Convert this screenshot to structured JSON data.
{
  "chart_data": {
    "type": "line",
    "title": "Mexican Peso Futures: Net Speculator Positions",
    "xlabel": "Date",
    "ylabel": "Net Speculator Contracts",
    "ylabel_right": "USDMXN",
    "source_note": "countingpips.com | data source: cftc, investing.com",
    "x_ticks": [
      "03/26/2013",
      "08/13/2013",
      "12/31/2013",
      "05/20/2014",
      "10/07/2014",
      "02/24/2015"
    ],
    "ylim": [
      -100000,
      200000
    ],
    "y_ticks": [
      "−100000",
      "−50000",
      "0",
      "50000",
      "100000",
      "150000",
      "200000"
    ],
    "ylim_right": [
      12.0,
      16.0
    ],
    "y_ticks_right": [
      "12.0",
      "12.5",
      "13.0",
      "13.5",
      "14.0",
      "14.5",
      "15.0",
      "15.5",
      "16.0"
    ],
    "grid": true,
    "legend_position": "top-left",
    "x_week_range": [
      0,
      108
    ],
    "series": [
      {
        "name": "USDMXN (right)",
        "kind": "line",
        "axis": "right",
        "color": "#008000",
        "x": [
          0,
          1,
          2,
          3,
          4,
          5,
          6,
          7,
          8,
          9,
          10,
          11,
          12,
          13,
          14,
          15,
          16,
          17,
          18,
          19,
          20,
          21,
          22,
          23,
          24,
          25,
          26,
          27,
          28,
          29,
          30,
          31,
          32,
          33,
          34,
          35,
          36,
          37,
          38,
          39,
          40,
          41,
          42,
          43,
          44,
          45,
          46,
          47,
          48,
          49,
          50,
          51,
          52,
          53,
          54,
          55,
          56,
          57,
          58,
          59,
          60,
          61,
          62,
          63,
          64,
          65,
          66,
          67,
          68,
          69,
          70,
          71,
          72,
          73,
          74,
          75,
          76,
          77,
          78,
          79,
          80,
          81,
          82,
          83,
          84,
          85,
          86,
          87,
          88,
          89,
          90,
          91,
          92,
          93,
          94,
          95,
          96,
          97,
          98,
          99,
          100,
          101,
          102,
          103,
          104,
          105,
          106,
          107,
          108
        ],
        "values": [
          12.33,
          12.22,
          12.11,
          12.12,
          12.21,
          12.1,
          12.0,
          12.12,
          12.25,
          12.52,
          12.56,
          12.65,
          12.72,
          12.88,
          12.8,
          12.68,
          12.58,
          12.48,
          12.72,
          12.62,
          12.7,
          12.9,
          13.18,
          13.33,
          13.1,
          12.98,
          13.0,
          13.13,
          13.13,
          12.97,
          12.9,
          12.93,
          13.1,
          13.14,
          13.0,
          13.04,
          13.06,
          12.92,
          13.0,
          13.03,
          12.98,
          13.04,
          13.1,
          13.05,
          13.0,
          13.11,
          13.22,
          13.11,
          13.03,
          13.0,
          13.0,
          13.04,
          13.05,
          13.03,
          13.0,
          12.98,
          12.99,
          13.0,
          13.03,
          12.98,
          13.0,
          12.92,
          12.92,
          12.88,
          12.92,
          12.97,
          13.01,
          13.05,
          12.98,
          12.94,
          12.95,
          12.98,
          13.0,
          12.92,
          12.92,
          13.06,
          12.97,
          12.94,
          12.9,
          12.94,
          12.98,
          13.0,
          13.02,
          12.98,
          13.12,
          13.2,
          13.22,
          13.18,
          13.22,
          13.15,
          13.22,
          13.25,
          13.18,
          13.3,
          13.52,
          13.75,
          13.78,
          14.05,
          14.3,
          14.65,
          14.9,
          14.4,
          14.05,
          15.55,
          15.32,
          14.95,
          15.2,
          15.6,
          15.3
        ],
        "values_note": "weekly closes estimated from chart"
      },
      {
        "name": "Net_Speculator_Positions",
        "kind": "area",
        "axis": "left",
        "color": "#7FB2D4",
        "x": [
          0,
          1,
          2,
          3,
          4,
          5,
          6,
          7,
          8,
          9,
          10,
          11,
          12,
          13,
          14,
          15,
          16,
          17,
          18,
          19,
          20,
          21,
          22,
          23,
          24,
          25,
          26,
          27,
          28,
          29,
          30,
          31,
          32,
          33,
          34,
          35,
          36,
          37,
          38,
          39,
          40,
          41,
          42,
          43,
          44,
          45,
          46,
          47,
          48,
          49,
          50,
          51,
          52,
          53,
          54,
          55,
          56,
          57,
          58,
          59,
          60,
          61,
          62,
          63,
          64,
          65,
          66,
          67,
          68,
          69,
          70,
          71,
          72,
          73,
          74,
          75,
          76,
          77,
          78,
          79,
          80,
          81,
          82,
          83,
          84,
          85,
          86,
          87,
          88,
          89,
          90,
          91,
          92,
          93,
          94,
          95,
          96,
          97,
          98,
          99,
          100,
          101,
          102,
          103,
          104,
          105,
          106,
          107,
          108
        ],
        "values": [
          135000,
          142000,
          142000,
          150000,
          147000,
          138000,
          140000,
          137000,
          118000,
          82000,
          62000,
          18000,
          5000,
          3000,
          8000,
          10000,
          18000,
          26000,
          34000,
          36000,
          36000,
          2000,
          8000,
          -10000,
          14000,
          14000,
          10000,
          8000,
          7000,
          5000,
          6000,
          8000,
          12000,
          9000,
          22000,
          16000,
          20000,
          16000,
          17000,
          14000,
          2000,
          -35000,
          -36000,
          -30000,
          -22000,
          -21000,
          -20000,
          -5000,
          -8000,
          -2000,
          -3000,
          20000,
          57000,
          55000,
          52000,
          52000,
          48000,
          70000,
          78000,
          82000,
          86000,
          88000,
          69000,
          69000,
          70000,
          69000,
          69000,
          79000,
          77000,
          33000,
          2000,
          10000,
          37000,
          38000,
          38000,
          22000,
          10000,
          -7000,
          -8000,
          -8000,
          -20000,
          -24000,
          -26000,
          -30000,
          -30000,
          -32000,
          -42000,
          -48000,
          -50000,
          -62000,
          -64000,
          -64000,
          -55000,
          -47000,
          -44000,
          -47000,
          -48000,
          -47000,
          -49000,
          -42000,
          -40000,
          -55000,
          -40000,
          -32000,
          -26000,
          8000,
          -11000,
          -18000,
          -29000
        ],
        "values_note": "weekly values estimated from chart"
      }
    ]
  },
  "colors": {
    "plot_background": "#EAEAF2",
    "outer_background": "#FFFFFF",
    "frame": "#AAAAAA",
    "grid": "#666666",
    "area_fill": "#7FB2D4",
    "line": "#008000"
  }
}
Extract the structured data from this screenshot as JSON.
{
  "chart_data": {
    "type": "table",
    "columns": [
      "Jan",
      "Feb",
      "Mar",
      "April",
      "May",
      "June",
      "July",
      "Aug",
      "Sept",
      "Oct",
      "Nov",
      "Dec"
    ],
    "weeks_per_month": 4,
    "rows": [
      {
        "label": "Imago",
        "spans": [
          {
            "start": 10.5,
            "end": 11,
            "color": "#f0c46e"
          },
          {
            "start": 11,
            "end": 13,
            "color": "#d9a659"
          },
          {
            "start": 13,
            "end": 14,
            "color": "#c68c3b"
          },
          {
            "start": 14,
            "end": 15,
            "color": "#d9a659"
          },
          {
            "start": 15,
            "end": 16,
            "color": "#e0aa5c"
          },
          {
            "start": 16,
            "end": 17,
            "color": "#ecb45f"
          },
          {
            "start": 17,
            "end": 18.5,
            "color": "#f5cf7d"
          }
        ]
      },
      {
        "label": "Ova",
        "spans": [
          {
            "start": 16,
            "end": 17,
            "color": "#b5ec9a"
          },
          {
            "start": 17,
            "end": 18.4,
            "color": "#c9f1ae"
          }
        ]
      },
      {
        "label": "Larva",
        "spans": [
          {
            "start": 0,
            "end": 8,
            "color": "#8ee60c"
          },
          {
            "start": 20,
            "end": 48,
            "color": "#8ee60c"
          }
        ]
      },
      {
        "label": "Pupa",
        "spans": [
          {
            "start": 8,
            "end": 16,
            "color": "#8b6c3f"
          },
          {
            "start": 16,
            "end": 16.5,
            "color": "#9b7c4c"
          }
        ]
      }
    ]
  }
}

· · · · ·

Pull out and copy each line containing the string "JSON".

Convert this screenshot to structured JSON data.
Extract the structured data from this screenshot as JSON.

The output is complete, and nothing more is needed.